# start of Records for this exercise
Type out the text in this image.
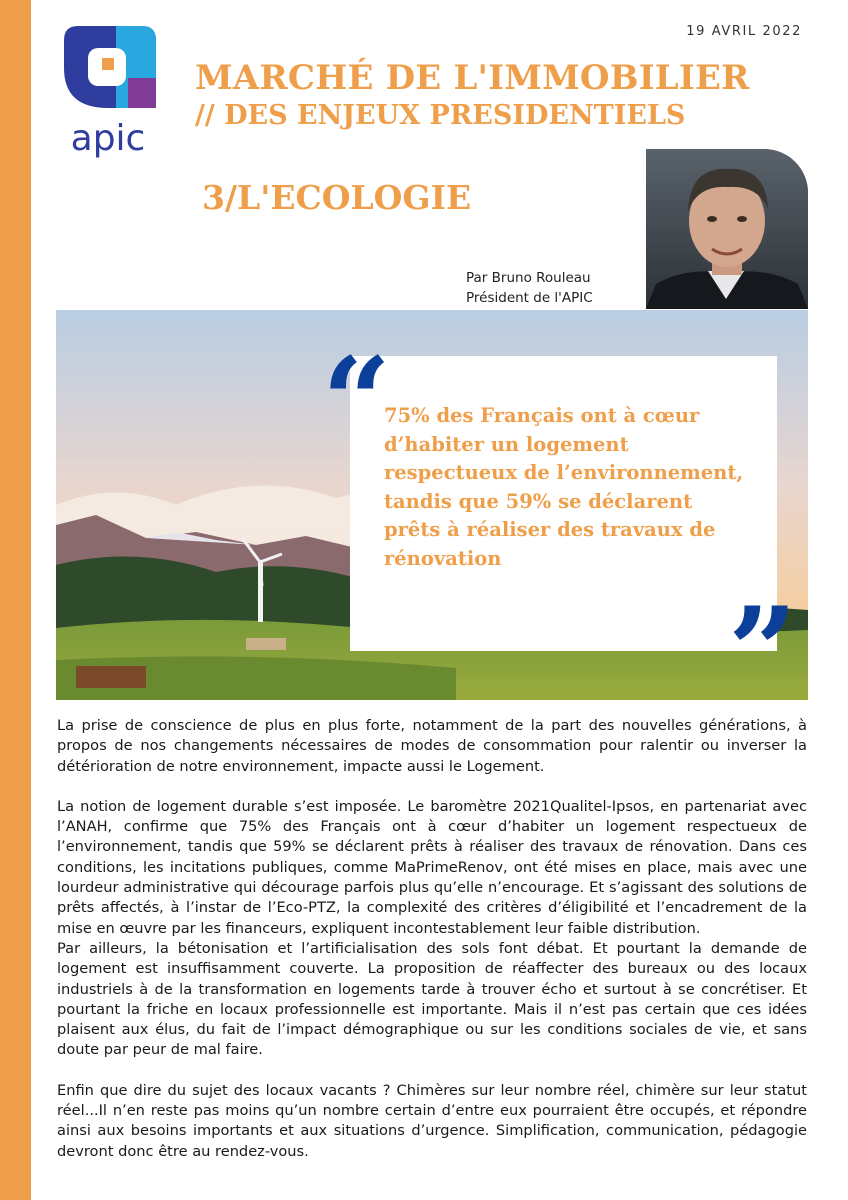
19 AVRIL 2022
apic
MARCHÉ DE L'IMMOBILIER
// DES ENJEUX PRESIDENTIELS
3/L'ECOLOGIE
Par Bruno Rouleau
Président de l'APIC
“
75% des Français ont à cœur d’habiter un logement respectueux de l’environnement, tandis que 59% se déclarent prêts à réaliser des travaux de rénovation
”

La prise de conscience de plus en plus forte, notamment de la part des nouvelles générations, à propos de nos changements nécessaires de modes de consommation pour ralentir ou inverser la détérioration de notre environnement, impacte aussi le Logement.

La notion de logement durable s’est imposée. Le baromètre 2021Qualitel-Ipsos, en partenariat avec l’ANAH, confirme que 75% des Français ont à cœur d’habiter un logement respectueux de l’environnement, tandis que 59% se déclarent prêts à réaliser des travaux de rénovation. Dans ces conditions, les incitations publiques, comme MaPrimeRenov, ont été mises en place, mais avec une lourdeur administrative qui décourage parfois plus qu’elle n’encourage. Et s’agissant des solutions de prêts affectés, à l’instar de l’Eco-PTZ, la complexité des critères d’éligibilité et l’encadrement de la mise en œuvre par les financeurs, expliquent incontestablement leur faible distribution.

Par ailleurs, la bétonisation et l’artificialisation des sols font débat. Et pourtant la demande de logement est insuffisamment couverte. La proposition de réaffecter des bureaux ou des locaux industriels à de la transformation en logements tarde à trouver écho et surtout à se concrétiser. Et pourtant la friche en locaux professionnelle est importante. Mais il n’est pas certain que ces idées plaisent aux élus, du fait de l’impact démographique ou sur les conditions sociales de vie, et sans doute par peur de mal faire.

Enfin que dire du sujet des locaux vacants ? Chimères sur leur nombre réel, chimère sur leur statut réel...Il n’en reste pas moins qu’un nombre certain d’entre eux pourraient être occupés, et répondre ainsi aux besoins importants et aux situations d’urgence. Simplification, communication, pédagogie devront donc être au rendez-vous.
# end of Records for this exercise
__Stated goal__
Copy out every line of the material above exactly, skipping the pictures.

__Solution for this task__
Type out the text in this image.
19 AVRIL 2022
apic
MARCHÉ DE L'IMMOBILIER
// DES ENJEUX PRESIDENTIELS
3/L'ECOLOGIE
Par Bruno Rouleau
Président de l'APIC
“
75% des Français ont à cœur d’habiter un logement respectueux de l’environnement, tandis que 59% se déclarent prêts à réaliser des travaux de rénovation
”

La prise de conscience de plus en plus forte, notamment de la part des nouvelles générations, à propos de nos changements nécessaires de modes de consommation pour ralentir ou inverser la détérioration de notre environnement, impacte aussi le Logement.

La notion de logement durable s’est imposée. Le baromètre 2021Qualitel-Ipsos, en partenariat avec l’ANAH, confirme que 75% des Français ont à cœur d’habiter un logement respectueux de l’environnement, tandis que 59% se déclarent prêts à réaliser des travaux de rénovation. Dans ces conditions, les incitations publiques, comme MaPrimeRenov, ont été mises en place, mais avec une lourdeur administrative qui décourage parfois plus qu’elle n’encourage. Et s’agissant des solutions de prêts affectés, à l’instar de l’Eco-PTZ, la complexité des critères d’éligibilité et l’encadrement de la mise en œuvre par les financeurs, expliquent incontestablement leur faible distribution.

Par ailleurs, la bétonisation et l’artificialisation des sols font débat. Et pourtant la demande de logement est insuffisamment couverte. La proposition de réaffecter des bureaux ou des locaux industriels à de la transformation en logements tarde à trouver écho et surtout à se concrétiser. Et pourtant la friche en locaux professionnelle est importante. Mais il n’est pas certain que ces idées plaisent aux élus, du fait de l’impact démographique ou sur les conditions sociales de vie, et sans doute par peur de mal faire.

Enfin que dire du sujet des locaux vacants ? Chimères sur leur nombre réel, chimère sur leur statut réel...Il n’en reste pas moins qu’un nombre certain d’entre eux pourraient être occupés, et répondre ainsi aux besoins importants et aux situations d’urgence. Simplification, communication, pédagogie devront donc être au rendez-vous.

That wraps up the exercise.